───── Records for this task ─────
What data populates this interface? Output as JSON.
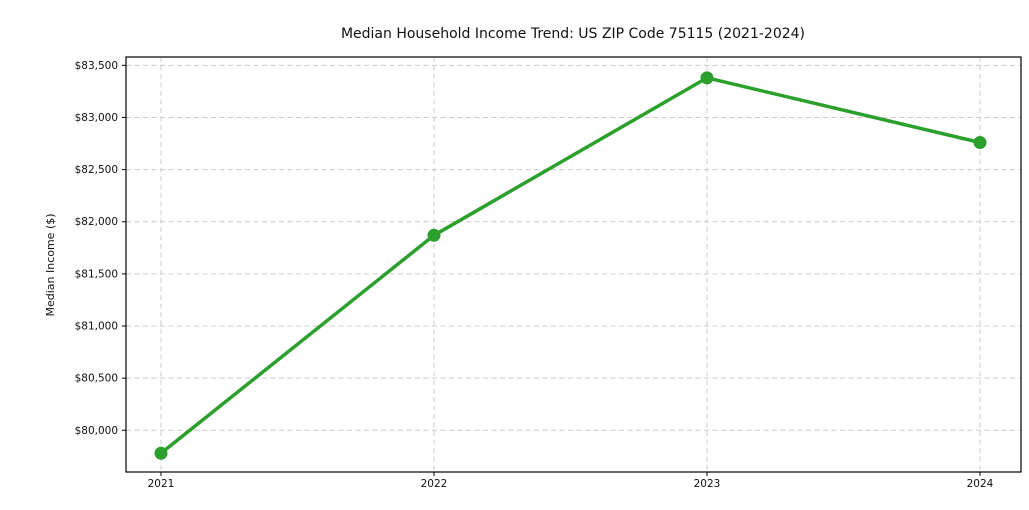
{
  "figure": {
    "background": "#ffffff"
  },
  "chart_data": {
    "type": "line",
    "title": "Median Household Income Trend: US ZIP Code 75115 (2021-2024)",
    "xlabel": "",
    "ylabel": "Median Income ($)",
    "x": [
      2021,
      2022,
      2023,
      2024
    ],
    "x_tick_labels": [
      "2021",
      "2022",
      "2023",
      "2024"
    ],
    "series": [
      {
        "name": "Median Household Income",
        "values": [
          79780,
          81870,
          83380,
          82760
        ]
      }
    ],
    "y_ticks": [
      80000,
      80500,
      81000,
      81500,
      82000,
      82500,
      83000,
      83500
    ],
    "y_tick_labels": [
      "$80,000",
      "$80,500",
      "$81,000",
      "$81,500",
      "$82,000",
      "$82,500",
      "$83,000",
      "$83,500"
    ],
    "ylim": [
      79600,
      83580
    ],
    "grid": "both",
    "grid_style": "dashed",
    "legend": "none",
    "colors": {
      "line": "#2ca02c",
      "marker": "#2ca02c",
      "grid": "#cccccc",
      "spine": "#000000",
      "text": "#111111",
      "background": "#ffffff"
    }
  }
}
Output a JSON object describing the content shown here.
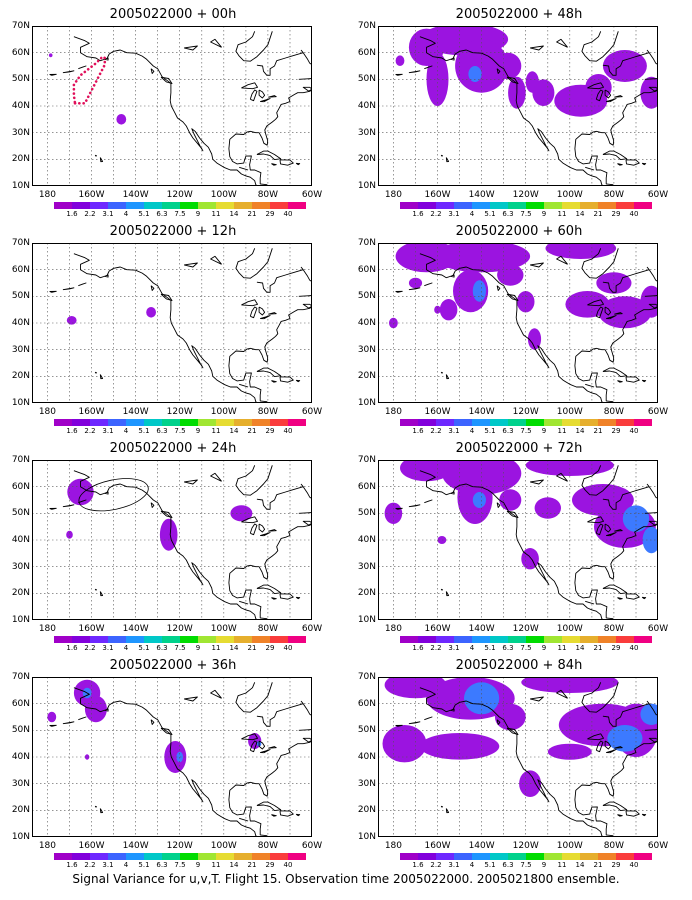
{
  "caption": "Signal Variance for u,v,T. Flight 15. Observation time 2005022000. 2005021800 ensemble.",
  "axes": {
    "y_ticks": [
      "70N",
      "60N",
      "50N",
      "40N",
      "30N",
      "20N",
      "10N"
    ],
    "x_ticks": [
      "180",
      "160W",
      "140W",
      "120W",
      "100W",
      "80W",
      "60W"
    ]
  },
  "colorbar": {
    "labels": [
      "1.6",
      "2.2",
      "3.1",
      "4",
      "5.1",
      "6.3",
      "7.5",
      "9",
      "11",
      "14",
      "21",
      "29",
      "40"
    ],
    "colors": [
      "#a000c8",
      "#8200dc",
      "#6e28ff",
      "#3c64ff",
      "#1e96ff",
      "#00c8c8",
      "#00d28c",
      "#00dc00",
      "#a0e632",
      "#e6dc32",
      "#e6af2d",
      "#f08228",
      "#fa3c3c",
      "#f00082"
    ]
  },
  "panels": [
    {
      "title": "2005022000 + 00h",
      "blobs": [
        [
          -178.5,
          59,
          0.8,
          0.7,
          0
        ],
        [
          -146.5,
          35,
          2.2,
          2,
          0
        ]
      ],
      "track": true,
      "ellipse": false
    },
    {
      "title": "2005022000 + 48h",
      "blobs": [
        [
          -165,
          62,
          8,
          7,
          0
        ],
        [
          -148,
          65,
          20,
          6,
          0
        ],
        [
          -160,
          50,
          5,
          10,
          0
        ],
        [
          -140,
          55,
          12,
          10,
          0
        ],
        [
          -143,
          52,
          3,
          3,
          1
        ],
        [
          -128,
          55,
          6,
          5,
          0
        ],
        [
          -124,
          45,
          4,
          6,
          0
        ],
        [
          -117,
          49,
          3,
          4,
          0
        ],
        [
          -112,
          45,
          5,
          5,
          0
        ],
        [
          -95,
          42,
          12,
          6,
          0
        ],
        [
          -87,
          47,
          6,
          5,
          0
        ],
        [
          -75,
          55,
          10,
          6,
          0
        ],
        [
          -63,
          45,
          5,
          6,
          0
        ],
        [
          -177,
          57,
          2,
          2,
          0
        ]
      ],
      "track": false,
      "ellipse": false
    },
    {
      "title": "2005022000 + 12h",
      "blobs": [
        [
          -169,
          41,
          2.2,
          1.6,
          0
        ],
        [
          -133,
          44,
          2.2,
          2,
          0
        ]
      ],
      "track": false,
      "ellipse": false
    },
    {
      "title": "2005022000 + 60h",
      "blobs": [
        [
          -165,
          65,
          14,
          6,
          0
        ],
        [
          -140,
          65,
          22,
          6,
          0
        ],
        [
          -95,
          68,
          16,
          4,
          0
        ],
        [
          -145,
          52,
          8,
          8,
          0
        ],
        [
          -141,
          52,
          3,
          4,
          1
        ],
        [
          -155,
          45,
          4,
          4,
          0
        ],
        [
          -127,
          58,
          6,
          4,
          0
        ],
        [
          -120,
          48,
          4,
          4,
          0
        ],
        [
          -116,
          34,
          3,
          4,
          0
        ],
        [
          -92,
          47,
          10,
          5,
          0
        ],
        [
          -75,
          44,
          12,
          6,
          0
        ],
        [
          -63,
          48,
          5,
          6,
          0
        ],
        [
          -80,
          55,
          8,
          4,
          0
        ],
        [
          -170,
          55,
          3,
          2,
          0
        ],
        [
          -160,
          45,
          1.5,
          1.5,
          0
        ],
        [
          -180,
          40,
          2,
          2,
          0
        ]
      ],
      "track": false,
      "ellipse": false
    },
    {
      "title": "2005022000 + 24h",
      "blobs": [
        [
          -165,
          58,
          6,
          5,
          0
        ],
        [
          -170,
          42,
          1.5,
          1.5,
          0
        ],
        [
          -125,
          42,
          4,
          6,
          0
        ],
        [
          -92,
          50,
          5,
          3,
          0
        ]
      ],
      "track": false,
      "ellipse": true
    },
    {
      "title": "2005022000 + 72h",
      "blobs": [
        [
          -165,
          67,
          12,
          5,
          0
        ],
        [
          -140,
          65,
          18,
          8,
          0
        ],
        [
          -100,
          68,
          20,
          4,
          0
        ],
        [
          -143,
          56,
          8,
          10,
          0
        ],
        [
          -141,
          55,
          3,
          3,
          1
        ],
        [
          -180,
          50,
          4,
          4,
          0
        ],
        [
          -158,
          40,
          2,
          1.5,
          0
        ],
        [
          -127,
          55,
          5,
          4,
          0
        ],
        [
          -118,
          33,
          4,
          4,
          0
        ],
        [
          -85,
          55,
          14,
          6,
          0
        ],
        [
          -75,
          45,
          14,
          8,
          0
        ],
        [
          -70,
          48,
          6,
          5,
          1
        ],
        [
          -63,
          40,
          4,
          5,
          1
        ],
        [
          -110,
          52,
          6,
          4,
          0
        ]
      ],
      "track": false,
      "ellipse": false
    },
    {
      "title": "2005022000 + 36h",
      "blobs": [
        [
          -162,
          64,
          6,
          5,
          0
        ],
        [
          -158,
          58,
          5,
          5,
          0
        ],
        [
          -162,
          64,
          2,
          2,
          1
        ],
        [
          -178,
          55,
          2,
          2,
          0
        ],
        [
          -162,
          40,
          1,
          1,
          0
        ],
        [
          -122,
          40,
          5,
          6,
          0
        ],
        [
          -120,
          40,
          1.5,
          2,
          1
        ],
        [
          -86,
          46,
          3,
          3,
          0
        ],
        [
          -84,
          45,
          1,
          1,
          1
        ]
      ],
      "track": false,
      "ellipse": false
    },
    {
      "title": "2005022000 + 84h",
      "blobs": [
        [
          -170,
          67,
          14,
          5,
          0
        ],
        [
          -145,
          62,
          20,
          8,
          0
        ],
        [
          -100,
          68,
          22,
          4,
          0
        ],
        [
          -140,
          62,
          8,
          6,
          1
        ],
        [
          -175,
          45,
          10,
          7,
          0
        ],
        [
          -150,
          44,
          18,
          5,
          0
        ],
        [
          -127,
          55,
          7,
          5,
          0
        ],
        [
          -118,
          30,
          5,
          5,
          0
        ],
        [
          -85,
          52,
          20,
          8,
          0
        ],
        [
          -70,
          50,
          10,
          10,
          0
        ],
        [
          -75,
          47,
          8,
          5,
          1
        ],
        [
          -63,
          56,
          5,
          4,
          1
        ],
        [
          -100,
          42,
          10,
          3,
          0
        ]
      ],
      "track": false,
      "ellipse": false
    }
  ]
}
─────
▸ **Written exercise**: Every line of the material is to be quoted exactly, with no pictures carried over.

▸ **Answer to the exercise**:
What data populates this interface? Output as JSON.
{
  "figure": {
    "background": "#ffffff"
  },
  "chart_data": {
    "type": "line",
    "title": "Median Household Income Trend: US ZIP Code 75115 (2021-2024)",
    "xlabel": "",
    "ylabel": "Median Income ($)",
    "x": [
      2021,
      2022,
      2023,
      2024
    ],
    "x_tick_labels": [
      "2021",
      "2022",
      "2023",
      "2024"
    ],
    "series": [
      {
        "name": "Median Household Income",
        "values": [
          79780,
          81870,
          83380,
          82760
        ]
      }
    ],
    "y_ticks": [
      80000,
      80500,
      81000,
      81500,
      82000,
      82500,
      83000,
      83500
    ],
    "y_tick_labels": [
      "$80,000",
      "$80,500",
      "$81,000",
      "$81,500",
      "$82,000",
      "$82,500",
      "$83,000",
      "$83,500"
    ],
    "ylim": [
      79600,
      83580
    ],
    "grid": "both",
    "grid_style": "dashed",
    "legend": "none",
    "colors": {
      "line": "#2ca02c",
      "marker": "#2ca02c",
      "grid": "#cccccc",
      "spine": "#000000",
      "text": "#111111",
      "background": "#ffffff"
    }
  }
}
Output a JSON object describing the content shown here.
{
  "caption": "Signal Variance for u,v,T. Flight 15. Observation time 2005022000. 2005021800 ensemble.",
  "axes": {
    "y_ticks": [
      "70N",
      "60N",
      "50N",
      "40N",
      "30N",
      "20N",
      "10N"
    ],
    "x_ticks": [
      "180",
      "160W",
      "140W",
      "120W",
      "100W",
      "80W",
      "60W"
    ]
  },
  "colorbar": {
    "labels": [
      "1.6",
      "2.2",
      "3.1",
      "4",
      "5.1",
      "6.3",
      "7.5",
      "9",
      "11",
      "14",
      "21",
      "29",
      "40"
    ],
    "colors": [
      "#a000c8",
      "#8200dc",
      "#6e28ff",
      "#3c64ff",
      "#1e96ff",
      "#00c8c8",
      "#00d28c",
      "#00dc00",
      "#a0e632",
      "#e6dc32",
      "#e6af2d",
      "#f08228",
      "#fa3c3c",
      "#f00082"
    ]
  },
  "panels": [
    {
      "title": "2005022000 + 00h",
      "blobs": [
        [
          -178.5,
          59,
          0.8,
          0.7,
          0
        ],
        [
          -146.5,
          35,
          2.2,
          2,
          0
        ]
      ],
      "track": true,
      "ellipse": false
    },
    {
      "title": "2005022000 + 48h",
      "blobs": [
        [
          -165,
          62,
          8,
          7,
          0
        ],
        [
          -148,
          65,
          20,
          6,
          0
        ],
        [
          -160,
          50,
          5,
          10,
          0
        ],
        [
          -140,
          55,
          12,
          10,
          0
        ],
        [
          -143,
          52,
          3,
          3,
          1
        ],
        [
          -128,
          55,
          6,
          5,
          0
        ],
        [
          -124,
          45,
          4,
          6,
          0
        ],
        [
          -117,
          49,
          3,
          4,
          0
        ],
        [
          -112,
          45,
          5,
          5,
          0
        ],
        [
          -95,
          42,
          12,
          6,
          0
        ],
        [
          -87,
          47,
          6,
          5,
          0
        ],
        [
          -75,
          55,
          10,
          6,
          0
        ],
        [
          -63,
          45,
          5,
          6,
          0
        ],
        [
          -177,
          57,
          2,
          2,
          0
        ]
      ],
      "track": false,
      "ellipse": false
    },
    {
      "title": "2005022000 + 12h",
      "blobs": [
        [
          -169,
          41,
          2.2,
          1.6,
          0
        ],
        [
          -133,
          44,
          2.2,
          2,
          0
        ]
      ],
      "track": false,
      "ellipse": false
    },
    {
      "title": "2005022000 + 60h",
      "blobs": [
        [
          -165,
          65,
          14,
          6,
          0
        ],
        [
          -140,
          65,
          22,
          6,
          0
        ],
        [
          -95,
          68,
          16,
          4,
          0
        ],
        [
          -145,
          52,
          8,
          8,
          0
        ],
        [
          -141,
          52,
          3,
          4,
          1
        ],
        [
          -155,
          45,
          4,
          4,
          0
        ],
        [
          -127,
          58,
          6,
          4,
          0
        ],
        [
          -120,
          48,
          4,
          4,
          0
        ],
        [
          -116,
          34,
          3,
          4,
          0
        ],
        [
          -92,
          47,
          10,
          5,
          0
        ],
        [
          -75,
          44,
          12,
          6,
          0
        ],
        [
          -63,
          48,
          5,
          6,
          0
        ],
        [
          -80,
          55,
          8,
          4,
          0
        ],
        [
          -170,
          55,
          3,
          2,
          0
        ],
        [
          -160,
          45,
          1.5,
          1.5,
          0
        ],
        [
          -180,
          40,
          2,
          2,
          0
        ]
      ],
      "track": false,
      "ellipse": false
    },
    {
      "title": "2005022000 + 24h",
      "blobs": [
        [
          -165,
          58,
          6,
          5,
          0
        ],
        [
          -170,
          42,
          1.5,
          1.5,
          0
        ],
        [
          -125,
          42,
          4,
          6,
          0
        ],
        [
          -92,
          50,
          5,
          3,
          0
        ]
      ],
      "track": false,
      "ellipse": true
    },
    {
      "title": "2005022000 + 72h",
      "blobs": [
        [
          -165,
          67,
          12,
          5,
          0
        ],
        [
          -140,
          65,
          18,
          8,
          0
        ],
        [
          -100,
          68,
          20,
          4,
          0
        ],
        [
          -143,
          56,
          8,
          10,
          0
        ],
        [
          -141,
          55,
          3,
          3,
          1
        ],
        [
          -180,
          50,
          4,
          4,
          0
        ],
        [
          -158,
          40,
          2,
          1.5,
          0
        ],
        [
          -127,
          55,
          5,
          4,
          0
        ],
        [
          -118,
          33,
          4,
          4,
          0
        ],
        [
          -85,
          55,
          14,
          6,
          0
        ],
        [
          -75,
          45,
          14,
          8,
          0
        ],
        [
          -70,
          48,
          6,
          5,
          1
        ],
        [
          -63,
          40,
          4,
          5,
          1
        ],
        [
          -110,
          52,
          6,
          4,
          0
        ]
      ],
      "track": false,
      "ellipse": false
    },
    {
      "title": "2005022000 + 36h",
      "blobs": [
        [
          -162,
          64,
          6,
          5,
          0
        ],
        [
          -158,
          58,
          5,
          5,
          0
        ],
        [
          -162,
          64,
          2,
          2,
          1
        ],
        [
          -178,
          55,
          2,
          2,
          0
        ],
        [
          -162,
          40,
          1,
          1,
          0
        ],
        [
          -122,
          40,
          5,
          6,
          0
        ],
        [
          -120,
          40,
          1.5,
          2,
          1
        ],
        [
          -86,
          46,
          3,
          3,
          0
        ],
        [
          -84,
          45,
          1,
          1,
          1
        ]
      ],
      "track": false,
      "ellipse": false
    },
    {
      "title": "2005022000 + 84h",
      "blobs": [
        [
          -170,
          67,
          14,
          5,
          0
        ],
        [
          -145,
          62,
          20,
          8,
          0
        ],
        [
          -100,
          68,
          22,
          4,
          0
        ],
        [
          -140,
          62,
          8,
          6,
          1
        ],
        [
          -175,
          45,
          10,
          7,
          0
        ],
        [
          -150,
          44,
          18,
          5,
          0
        ],
        [
          -127,
          55,
          7,
          5,
          0
        ],
        [
          -118,
          30,
          5,
          5,
          0
        ],
        [
          -85,
          52,
          20,
          8,
          0
        ],
        [
          -70,
          50,
          10,
          10,
          0
        ],
        [
          -75,
          47,
          8,
          5,
          1
        ],
        [
          -63,
          56,
          5,
          4,
          1
        ],
        [
          -100,
          42,
          10,
          3,
          0
        ]
      ],
      "track": false,
      "ellipse": false
    }
  ]
}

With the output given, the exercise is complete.